____ RECORDS PROVIDED

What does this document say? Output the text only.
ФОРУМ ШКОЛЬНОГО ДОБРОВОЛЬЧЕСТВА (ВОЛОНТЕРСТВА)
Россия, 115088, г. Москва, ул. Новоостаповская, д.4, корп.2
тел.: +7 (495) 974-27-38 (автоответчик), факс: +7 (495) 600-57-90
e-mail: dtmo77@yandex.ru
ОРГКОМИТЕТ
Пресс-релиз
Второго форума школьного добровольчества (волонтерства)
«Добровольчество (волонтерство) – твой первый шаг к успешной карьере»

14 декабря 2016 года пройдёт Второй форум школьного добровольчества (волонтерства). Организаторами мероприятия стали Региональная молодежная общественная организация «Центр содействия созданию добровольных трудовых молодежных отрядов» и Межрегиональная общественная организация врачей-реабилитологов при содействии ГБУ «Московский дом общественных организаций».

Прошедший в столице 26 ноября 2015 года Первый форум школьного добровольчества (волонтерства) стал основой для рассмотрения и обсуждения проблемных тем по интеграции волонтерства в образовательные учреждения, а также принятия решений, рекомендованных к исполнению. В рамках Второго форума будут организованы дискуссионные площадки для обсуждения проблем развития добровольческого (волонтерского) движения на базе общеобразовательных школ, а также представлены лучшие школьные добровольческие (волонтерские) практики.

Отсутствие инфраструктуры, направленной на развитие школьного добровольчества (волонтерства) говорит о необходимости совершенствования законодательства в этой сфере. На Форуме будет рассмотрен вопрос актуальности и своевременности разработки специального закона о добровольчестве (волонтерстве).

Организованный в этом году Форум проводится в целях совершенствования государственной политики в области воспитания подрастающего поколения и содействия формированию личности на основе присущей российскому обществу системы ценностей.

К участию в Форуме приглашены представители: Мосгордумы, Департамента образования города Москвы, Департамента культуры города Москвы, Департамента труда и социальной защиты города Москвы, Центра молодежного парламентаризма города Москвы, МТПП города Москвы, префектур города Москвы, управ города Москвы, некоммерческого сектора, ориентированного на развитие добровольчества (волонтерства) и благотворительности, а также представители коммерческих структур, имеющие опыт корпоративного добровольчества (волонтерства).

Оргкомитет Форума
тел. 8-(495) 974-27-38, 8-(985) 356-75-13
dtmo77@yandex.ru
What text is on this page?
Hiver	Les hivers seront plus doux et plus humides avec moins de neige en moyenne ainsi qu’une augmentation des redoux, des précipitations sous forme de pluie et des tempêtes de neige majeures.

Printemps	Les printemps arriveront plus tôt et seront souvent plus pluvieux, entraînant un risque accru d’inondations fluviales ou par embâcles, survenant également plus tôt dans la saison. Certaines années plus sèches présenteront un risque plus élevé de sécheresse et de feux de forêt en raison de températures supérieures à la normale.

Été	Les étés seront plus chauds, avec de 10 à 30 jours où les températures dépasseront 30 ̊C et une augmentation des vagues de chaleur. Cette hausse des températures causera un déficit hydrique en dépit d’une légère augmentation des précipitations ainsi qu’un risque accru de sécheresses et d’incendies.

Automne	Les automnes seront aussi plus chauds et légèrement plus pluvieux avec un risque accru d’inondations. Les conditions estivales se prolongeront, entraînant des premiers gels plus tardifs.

________

• [STATED GOAL]: Each entry must be reproduced verbatim.

• [CORRECT RESPONSE]:
What does this document say? Output the text only.
ФОРУМ ШКОЛЬНОГО ДОБРОВОЛЬЧЕСТВА (ВОЛОНТЕРСТВА)
Россия, 115088, г. Москва, ул. Новоостаповская, д.4, корп.2
тел.: +7 (495) 974-27-38 (автоответчик), факс: +7 (495) 600-57-90
e-mail: dtmo77@yandex.ru
ОРГКОМИТЕТ
Пресс-релиз
Второго форума школьного добровольчества (волонтерства)
«Добровольчество (волонтерство) – твой первый шаг к успешной карьере»

14 декабря 2016 года пройдёт Второй форум школьного добровольчества (волонтерства). Организаторами мероприятия стали Региональная молодежная общественная организация «Центр содействия созданию добровольных трудовых молодежных отрядов» и Межрегиональная общественная организация врачей-реабилитологов при содействии ГБУ «Московский дом общественных организаций».

Прошедший в столице 26 ноября 2015 года Первый форум школьного добровольчества (волонтерства) стал основой для рассмотрения и обсуждения проблемных тем по интеграции волонтерства в образовательные учреждения, а также принятия решений, рекомендованных к исполнению. В рамках Второго форума будут организованы дискуссионные площадки для обсуждения проблем развития добровольческого (волонтерского) движения на базе общеобразовательных школ, а также представлены лучшие школьные добровольческие (волонтерские) практики.

Отсутствие инфраструктуры, направленной на развитие школьного добровольчества (волонтерства) говорит о необходимости совершенствования законодательства в этой сфере. На Форуме будет рассмотрен вопрос актуальности и своевременности разработки специального закона о добровольчестве (волонтерстве).

Организованный в этом году Форум проводится в целях совершенствования государственной политики в области воспитания подрастающего поколения и содействия формированию личности на основе присущей российскому обществу системы ценностей.

К участию в Форуме приглашены представители: Мосгордумы, Департамента образования города Москвы, Департамента культуры города Москвы, Департамента труда и социальной защиты города Москвы, Центра молодежного парламентаризма города Москвы, МТПП города Москвы, префектур города Москвы, управ города Москвы, некоммерческого сектора, ориентированного на развитие добровольчества (волонтерства) и благотворительности, а также представители коммерческих структур, имеющие опыт корпоративного добровольчества (волонтерства).

Оргкомитет Форума
тел. 8-(495) 974-27-38, 8-(985) 356-75-13
dtmo77@yandex.ru
What text is on this page?
Hiver	Les hivers seront plus doux et plus humides avec moins de neige en moyenne ainsi qu’une augmentation des redoux, des précipitations sous forme de pluie et des tempêtes de neige majeures.

Printemps	Les printemps arriveront plus tôt et seront souvent plus pluvieux, entraînant un risque accru d’inondations fluviales ou par embâcles, survenant également plus tôt dans la saison. Certaines années plus sèches présenteront un risque plus élevé de sécheresse et de feux de forêt en raison de températures supérieures à la normale.

Été	Les étés seront plus chauds, avec de 10 à 30 jours où les températures dépasseront 30 ̊C et une augmentation des vagues de chaleur. Cette hausse des températures causera un déficit hydrique en dépit d’une légère augmentation des précipitations ainsi qu’un risque accru de sécheresses et d’incendies.

Automne	Les automnes seront aussi plus chauds et légèrement plus pluvieux avec un risque accru d’inondations. Les conditions estivales se prolongeront, entraînant des premiers gels plus tardifs.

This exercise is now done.